● **STATED TASK**: Could you write out the lines from the beginning of the items through the line containing "thumbs-up-icon <box>386 336 403 352</box>", that line included, as a numbered list with blank lines omitted?

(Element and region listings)
----------------

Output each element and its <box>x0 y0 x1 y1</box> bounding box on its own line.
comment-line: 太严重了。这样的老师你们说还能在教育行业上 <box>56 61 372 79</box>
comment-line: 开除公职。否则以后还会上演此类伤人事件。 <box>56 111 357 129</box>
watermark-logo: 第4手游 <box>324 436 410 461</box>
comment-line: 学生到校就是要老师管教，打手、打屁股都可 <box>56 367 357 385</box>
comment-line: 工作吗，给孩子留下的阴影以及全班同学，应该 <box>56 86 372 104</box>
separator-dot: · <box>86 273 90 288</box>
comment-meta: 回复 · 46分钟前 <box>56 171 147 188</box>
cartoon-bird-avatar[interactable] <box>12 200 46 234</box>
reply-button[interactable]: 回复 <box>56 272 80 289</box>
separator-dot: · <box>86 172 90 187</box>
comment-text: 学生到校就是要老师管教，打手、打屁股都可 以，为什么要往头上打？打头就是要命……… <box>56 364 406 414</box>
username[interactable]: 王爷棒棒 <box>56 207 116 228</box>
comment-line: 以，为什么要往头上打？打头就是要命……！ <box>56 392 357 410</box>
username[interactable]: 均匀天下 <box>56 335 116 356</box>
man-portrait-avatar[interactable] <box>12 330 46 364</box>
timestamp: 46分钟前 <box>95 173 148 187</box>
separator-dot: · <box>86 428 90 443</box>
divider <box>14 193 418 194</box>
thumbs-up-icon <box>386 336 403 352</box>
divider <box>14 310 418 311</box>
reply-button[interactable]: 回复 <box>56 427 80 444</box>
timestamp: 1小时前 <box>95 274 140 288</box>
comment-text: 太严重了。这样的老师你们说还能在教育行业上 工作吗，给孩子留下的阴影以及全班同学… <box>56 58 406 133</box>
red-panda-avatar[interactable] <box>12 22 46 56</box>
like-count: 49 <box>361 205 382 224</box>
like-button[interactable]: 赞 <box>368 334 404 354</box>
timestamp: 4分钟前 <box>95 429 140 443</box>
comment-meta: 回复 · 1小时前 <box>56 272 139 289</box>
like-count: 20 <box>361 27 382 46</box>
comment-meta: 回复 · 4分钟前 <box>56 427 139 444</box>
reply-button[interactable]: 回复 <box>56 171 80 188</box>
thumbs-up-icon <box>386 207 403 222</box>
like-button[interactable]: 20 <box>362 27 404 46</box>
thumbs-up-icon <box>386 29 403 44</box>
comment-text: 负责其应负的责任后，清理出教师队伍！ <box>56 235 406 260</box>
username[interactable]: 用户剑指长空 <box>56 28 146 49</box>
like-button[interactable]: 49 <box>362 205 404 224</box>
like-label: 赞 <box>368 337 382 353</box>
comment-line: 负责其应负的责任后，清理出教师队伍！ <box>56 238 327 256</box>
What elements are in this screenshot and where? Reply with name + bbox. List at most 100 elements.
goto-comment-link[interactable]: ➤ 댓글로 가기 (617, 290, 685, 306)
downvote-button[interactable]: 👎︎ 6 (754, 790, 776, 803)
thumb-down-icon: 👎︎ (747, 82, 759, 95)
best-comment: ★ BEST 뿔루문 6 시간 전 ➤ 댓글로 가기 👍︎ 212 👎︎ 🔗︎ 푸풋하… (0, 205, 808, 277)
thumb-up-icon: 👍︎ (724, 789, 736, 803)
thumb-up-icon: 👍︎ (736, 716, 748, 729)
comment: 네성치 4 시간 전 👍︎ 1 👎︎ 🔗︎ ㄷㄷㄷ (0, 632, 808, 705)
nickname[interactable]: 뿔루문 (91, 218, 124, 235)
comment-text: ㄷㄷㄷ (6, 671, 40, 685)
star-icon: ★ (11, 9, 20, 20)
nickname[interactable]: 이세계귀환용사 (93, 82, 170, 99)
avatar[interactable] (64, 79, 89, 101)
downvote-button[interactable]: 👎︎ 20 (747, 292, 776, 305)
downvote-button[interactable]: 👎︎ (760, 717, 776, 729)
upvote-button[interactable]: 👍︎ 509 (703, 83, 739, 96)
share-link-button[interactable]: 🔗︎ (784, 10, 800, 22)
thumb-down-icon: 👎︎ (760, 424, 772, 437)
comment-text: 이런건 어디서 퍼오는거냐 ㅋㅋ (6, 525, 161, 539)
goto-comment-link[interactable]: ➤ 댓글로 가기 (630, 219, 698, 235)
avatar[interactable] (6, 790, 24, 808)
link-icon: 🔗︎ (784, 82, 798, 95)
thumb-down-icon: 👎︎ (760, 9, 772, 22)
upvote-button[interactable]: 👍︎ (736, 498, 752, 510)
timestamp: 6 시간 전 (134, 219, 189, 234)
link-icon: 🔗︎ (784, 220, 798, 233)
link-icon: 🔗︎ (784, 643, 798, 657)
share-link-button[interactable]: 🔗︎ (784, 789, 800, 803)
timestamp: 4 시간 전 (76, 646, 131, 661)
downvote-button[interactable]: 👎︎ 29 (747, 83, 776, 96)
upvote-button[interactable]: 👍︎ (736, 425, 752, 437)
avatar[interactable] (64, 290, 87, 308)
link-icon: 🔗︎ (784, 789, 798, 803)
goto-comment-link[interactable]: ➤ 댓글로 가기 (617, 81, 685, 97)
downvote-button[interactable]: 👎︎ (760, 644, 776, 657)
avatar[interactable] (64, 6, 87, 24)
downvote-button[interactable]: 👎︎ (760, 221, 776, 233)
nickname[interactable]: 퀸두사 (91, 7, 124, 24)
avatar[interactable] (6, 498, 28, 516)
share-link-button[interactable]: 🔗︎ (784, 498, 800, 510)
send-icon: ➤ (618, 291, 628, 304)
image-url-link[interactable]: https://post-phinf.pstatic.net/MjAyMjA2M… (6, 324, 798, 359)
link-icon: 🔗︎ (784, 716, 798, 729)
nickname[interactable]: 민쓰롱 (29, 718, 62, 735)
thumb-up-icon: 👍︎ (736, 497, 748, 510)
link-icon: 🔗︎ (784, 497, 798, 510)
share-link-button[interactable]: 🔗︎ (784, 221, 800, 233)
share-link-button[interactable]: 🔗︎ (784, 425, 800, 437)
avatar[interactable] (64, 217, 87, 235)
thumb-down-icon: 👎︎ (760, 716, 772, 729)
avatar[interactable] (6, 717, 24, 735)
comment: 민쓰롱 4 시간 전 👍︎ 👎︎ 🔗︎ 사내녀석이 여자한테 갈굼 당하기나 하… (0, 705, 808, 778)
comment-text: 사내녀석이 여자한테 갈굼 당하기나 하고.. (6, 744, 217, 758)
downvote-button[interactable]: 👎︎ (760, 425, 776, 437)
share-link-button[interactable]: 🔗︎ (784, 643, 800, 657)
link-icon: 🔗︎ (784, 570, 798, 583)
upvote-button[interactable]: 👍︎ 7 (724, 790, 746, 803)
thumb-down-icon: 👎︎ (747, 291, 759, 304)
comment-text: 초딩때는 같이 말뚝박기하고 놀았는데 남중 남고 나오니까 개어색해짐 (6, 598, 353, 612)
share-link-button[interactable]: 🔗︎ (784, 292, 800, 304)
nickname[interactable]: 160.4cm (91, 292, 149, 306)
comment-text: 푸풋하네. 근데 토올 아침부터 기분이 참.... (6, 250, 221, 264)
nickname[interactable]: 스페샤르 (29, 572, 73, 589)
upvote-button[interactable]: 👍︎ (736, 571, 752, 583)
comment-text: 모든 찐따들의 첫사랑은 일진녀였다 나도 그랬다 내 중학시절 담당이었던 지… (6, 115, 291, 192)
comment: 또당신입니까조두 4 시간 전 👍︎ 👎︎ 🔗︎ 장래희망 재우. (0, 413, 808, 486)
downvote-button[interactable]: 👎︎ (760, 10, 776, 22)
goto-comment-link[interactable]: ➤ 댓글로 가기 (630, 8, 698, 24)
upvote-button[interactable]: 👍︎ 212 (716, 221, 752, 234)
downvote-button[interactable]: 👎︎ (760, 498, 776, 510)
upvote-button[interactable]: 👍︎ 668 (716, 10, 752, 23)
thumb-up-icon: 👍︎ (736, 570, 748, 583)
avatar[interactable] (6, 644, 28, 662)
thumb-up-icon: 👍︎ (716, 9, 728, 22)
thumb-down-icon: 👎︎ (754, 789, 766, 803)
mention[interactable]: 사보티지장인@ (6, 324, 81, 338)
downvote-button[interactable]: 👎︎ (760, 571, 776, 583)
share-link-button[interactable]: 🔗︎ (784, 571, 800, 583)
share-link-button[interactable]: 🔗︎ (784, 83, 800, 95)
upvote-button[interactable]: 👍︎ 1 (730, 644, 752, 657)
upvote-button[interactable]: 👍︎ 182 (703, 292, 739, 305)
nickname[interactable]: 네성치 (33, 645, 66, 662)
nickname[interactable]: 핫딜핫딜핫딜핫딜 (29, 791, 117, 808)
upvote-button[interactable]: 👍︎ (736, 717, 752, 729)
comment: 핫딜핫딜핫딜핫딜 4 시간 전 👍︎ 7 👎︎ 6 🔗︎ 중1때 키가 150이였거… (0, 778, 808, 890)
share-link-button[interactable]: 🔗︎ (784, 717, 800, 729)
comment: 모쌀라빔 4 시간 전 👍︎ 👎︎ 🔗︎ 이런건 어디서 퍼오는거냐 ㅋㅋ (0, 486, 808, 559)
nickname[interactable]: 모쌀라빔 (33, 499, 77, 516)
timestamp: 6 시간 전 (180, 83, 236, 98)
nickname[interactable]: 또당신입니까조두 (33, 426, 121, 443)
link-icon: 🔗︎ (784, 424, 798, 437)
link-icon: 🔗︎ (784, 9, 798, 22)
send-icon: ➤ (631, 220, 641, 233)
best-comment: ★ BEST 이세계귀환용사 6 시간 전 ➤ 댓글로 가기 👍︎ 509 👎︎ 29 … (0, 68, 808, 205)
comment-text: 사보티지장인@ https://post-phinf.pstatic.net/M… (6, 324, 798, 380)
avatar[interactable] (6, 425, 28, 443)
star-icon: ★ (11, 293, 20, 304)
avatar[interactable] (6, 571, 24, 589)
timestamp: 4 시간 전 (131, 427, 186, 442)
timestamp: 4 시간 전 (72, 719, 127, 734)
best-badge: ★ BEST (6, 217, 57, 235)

----------------

● **WRITTEN RESPONSE**:
1. Output each element and its <box>x0 y0 x1 y1</box> bounding box on its own line.
2. comment-line: 太严重了。这样的老师你们说还能在教育行业上 <box>56 61 372 79</box>
3. comment-line: 开除公职。否则以后还会上演此类伤人事件。 <box>56 111 357 129</box>
4. watermark-logo: 第4手游 <box>324 436 410 461</box>
5. comment-line: 学生到校就是要老师管教，打手、打屁股都可 <box>56 367 357 385</box>
6. comment-line: 工作吗，给孩子留下的阴影以及全班同学，应该 <box>56 86 372 104</box>
7. separator-dot: · <box>86 273 90 288</box>
8. comment-meta: 回复 · 46分钟前 <box>56 171 147 188</box>
9. cartoon-bird-avatar[interactable] <box>12 200 46 234</box>
10. reply-button[interactable]: 回复 <box>56 272 80 289</box>
11. separator-dot: · <box>86 172 90 187</box>
12. comment-text: 学生到校就是要老师管教，打手、打屁股都可 以，为什么要往头上打？打头就是要命……… <box>56 364 406 414</box>
13. username[interactable]: 王爷棒棒 <box>56 207 116 228</box>
14. comment-line: 以，为什么要往头上打？打头就是要命……！ <box>56 392 357 410</box>
15. username[interactable]: 均匀天下 <box>56 335 116 356</box>
16. man-portrait-avatar[interactable] <box>12 330 46 364</box>
17. timestamp: 46分钟前 <box>95 173 148 187</box>
18. separator-dot: · <box>86 428 90 443</box>
19. divider <box>14 193 418 194</box>
20. thumbs-up-icon <box>386 336 403 352</box>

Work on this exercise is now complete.